## Begin
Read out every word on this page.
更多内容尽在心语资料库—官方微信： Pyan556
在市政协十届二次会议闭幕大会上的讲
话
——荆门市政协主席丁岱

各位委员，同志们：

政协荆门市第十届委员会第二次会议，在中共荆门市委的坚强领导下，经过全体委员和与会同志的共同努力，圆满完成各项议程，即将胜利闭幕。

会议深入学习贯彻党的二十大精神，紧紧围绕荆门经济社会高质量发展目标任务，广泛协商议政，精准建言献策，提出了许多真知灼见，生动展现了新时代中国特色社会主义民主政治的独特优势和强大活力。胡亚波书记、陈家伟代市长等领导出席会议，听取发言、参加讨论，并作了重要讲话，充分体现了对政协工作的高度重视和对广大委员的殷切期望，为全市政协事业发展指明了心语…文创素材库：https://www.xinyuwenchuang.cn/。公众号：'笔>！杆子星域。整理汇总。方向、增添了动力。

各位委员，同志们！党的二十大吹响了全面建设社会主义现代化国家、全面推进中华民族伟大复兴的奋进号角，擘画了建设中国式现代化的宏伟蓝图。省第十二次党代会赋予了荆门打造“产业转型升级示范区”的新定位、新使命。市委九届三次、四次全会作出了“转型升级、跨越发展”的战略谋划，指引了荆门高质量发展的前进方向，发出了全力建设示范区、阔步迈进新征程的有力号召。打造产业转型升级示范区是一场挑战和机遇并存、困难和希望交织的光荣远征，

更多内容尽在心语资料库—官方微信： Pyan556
## End
## Begin
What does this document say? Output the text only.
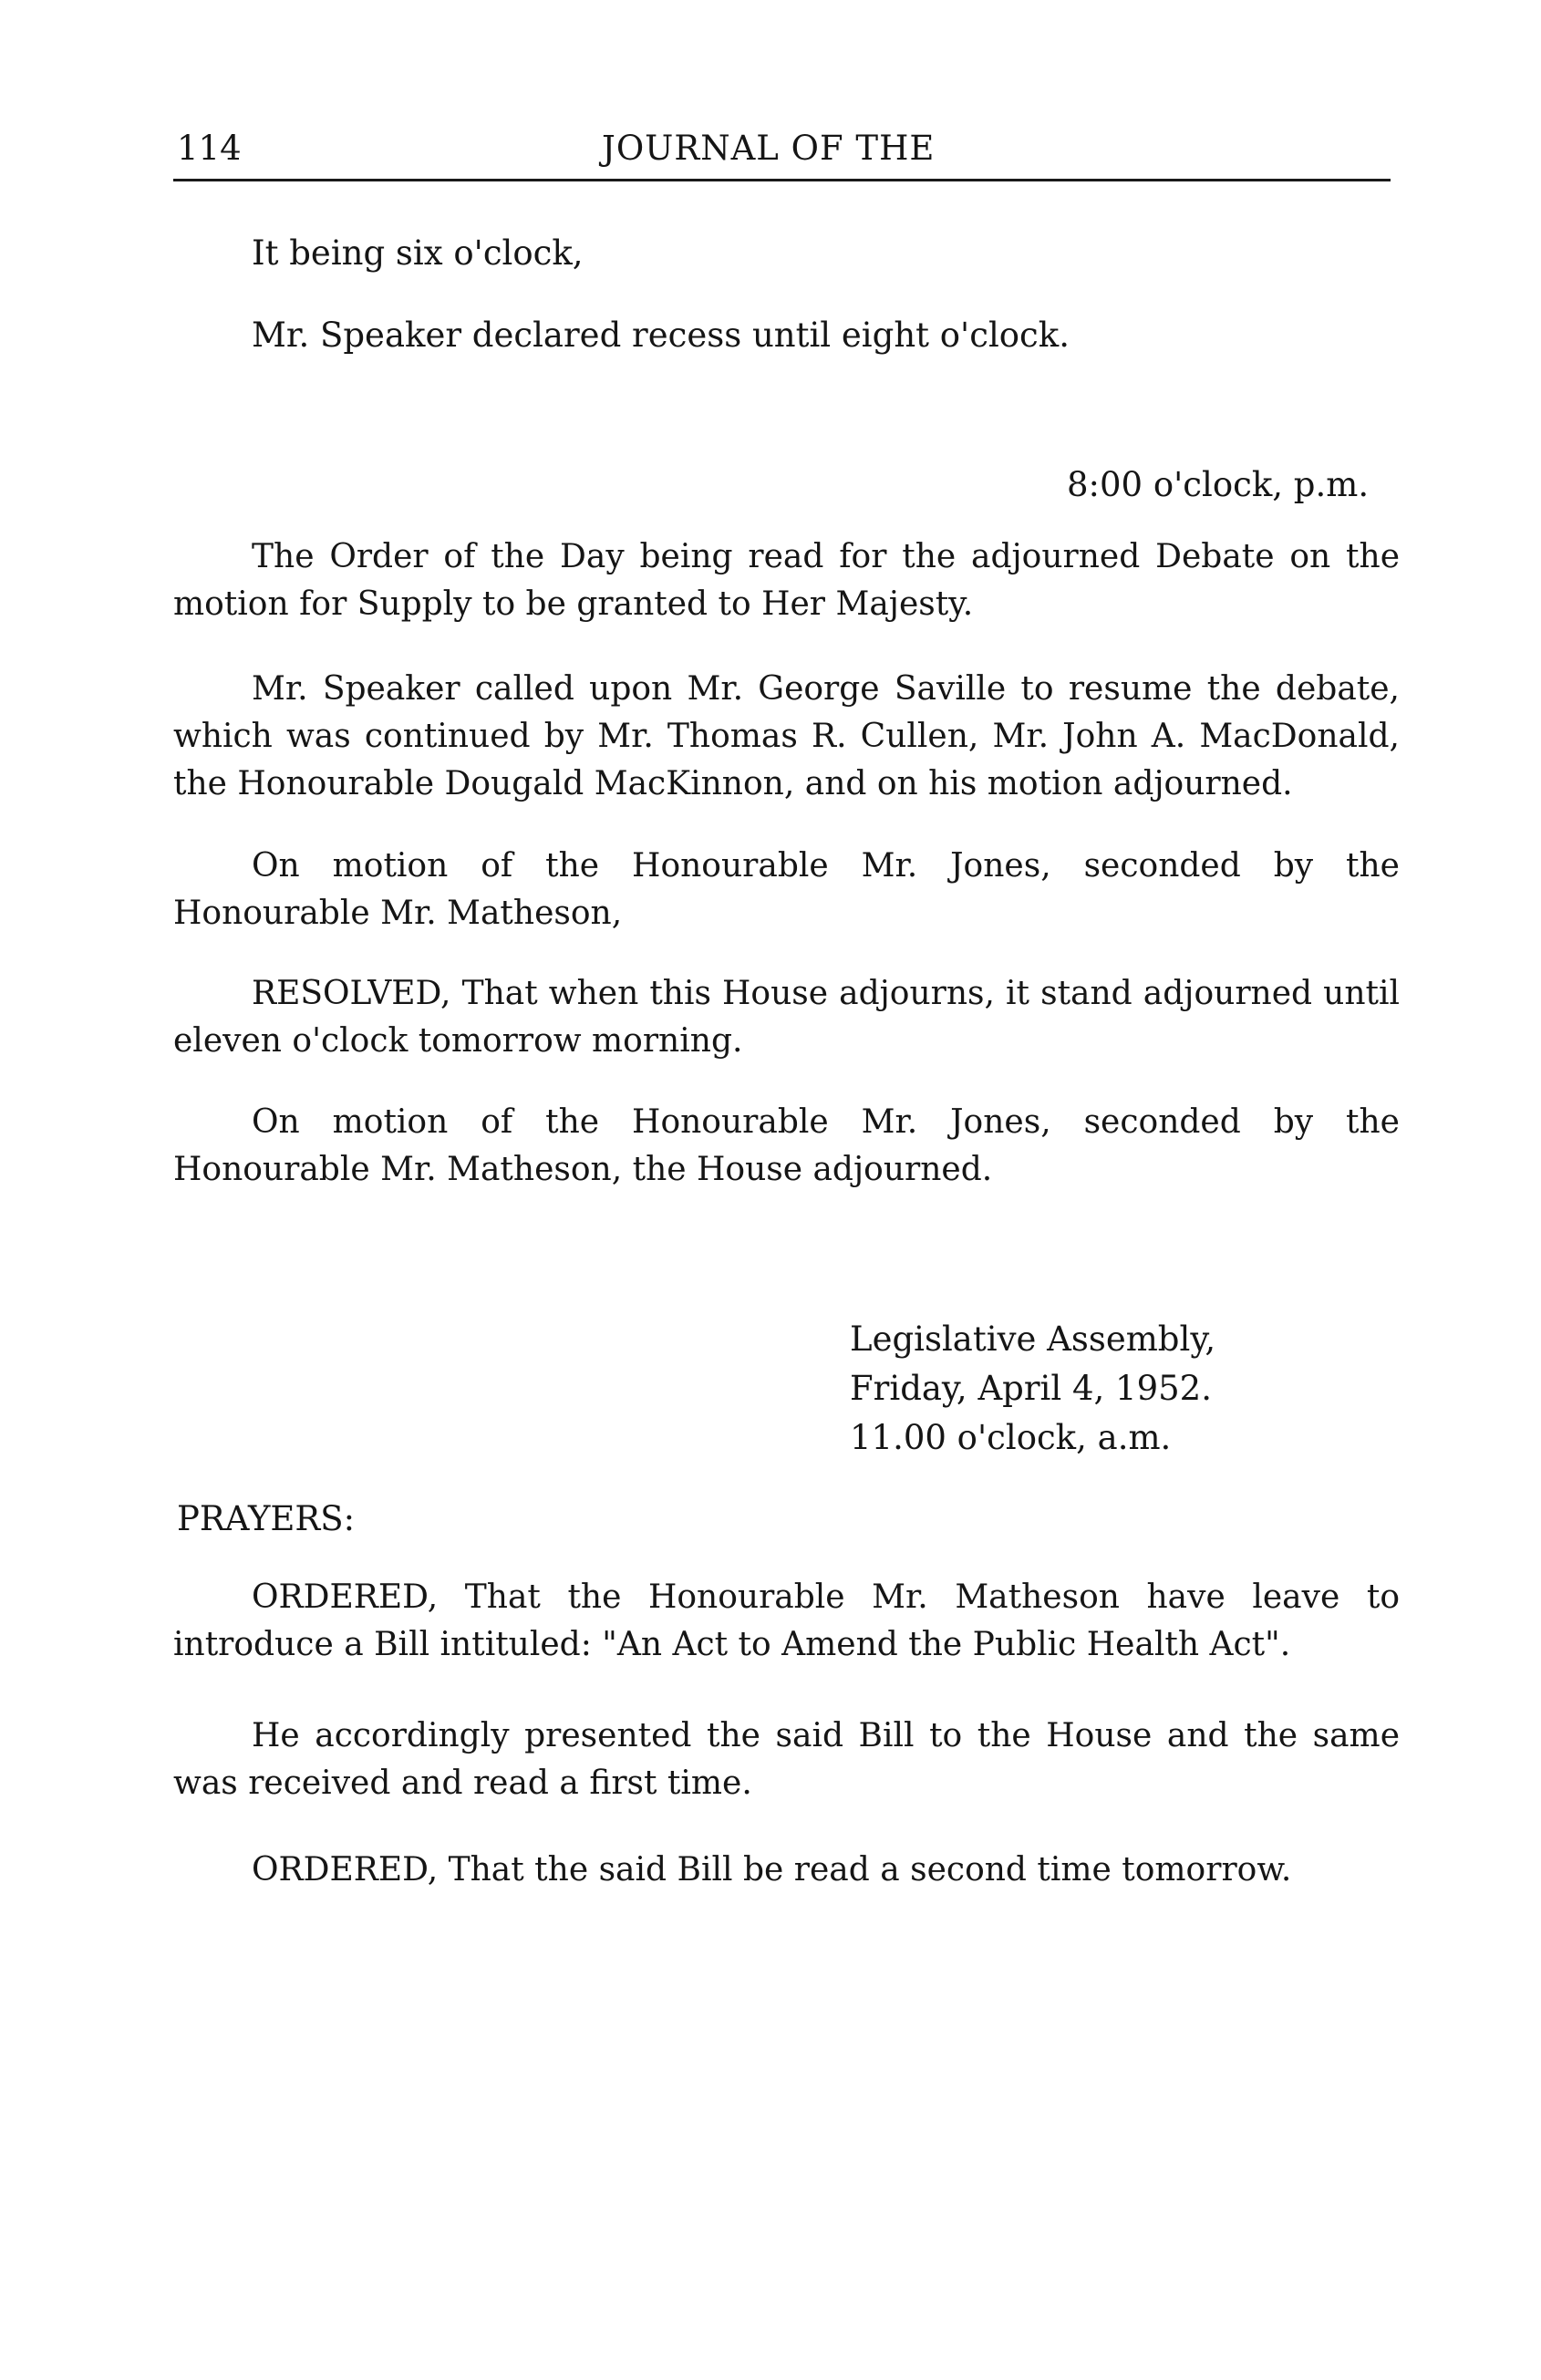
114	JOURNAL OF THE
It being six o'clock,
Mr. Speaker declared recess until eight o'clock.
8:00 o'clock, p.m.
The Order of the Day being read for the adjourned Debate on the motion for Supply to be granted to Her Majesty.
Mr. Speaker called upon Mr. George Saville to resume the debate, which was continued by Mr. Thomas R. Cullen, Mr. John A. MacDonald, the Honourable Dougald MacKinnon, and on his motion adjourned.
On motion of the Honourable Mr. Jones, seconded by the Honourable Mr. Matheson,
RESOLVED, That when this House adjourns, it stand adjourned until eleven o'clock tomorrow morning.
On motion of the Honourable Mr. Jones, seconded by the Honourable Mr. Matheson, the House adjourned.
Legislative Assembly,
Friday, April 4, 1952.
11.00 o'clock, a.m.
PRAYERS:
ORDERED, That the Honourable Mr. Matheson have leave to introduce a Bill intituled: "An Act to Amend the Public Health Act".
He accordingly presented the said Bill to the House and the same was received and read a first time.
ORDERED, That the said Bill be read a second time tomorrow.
## End
§ **THE EXERCISE**
Tally how many lines of the data include the word "Honourable". Write the number and nothing else.

§ **TASK SOLUTION**
4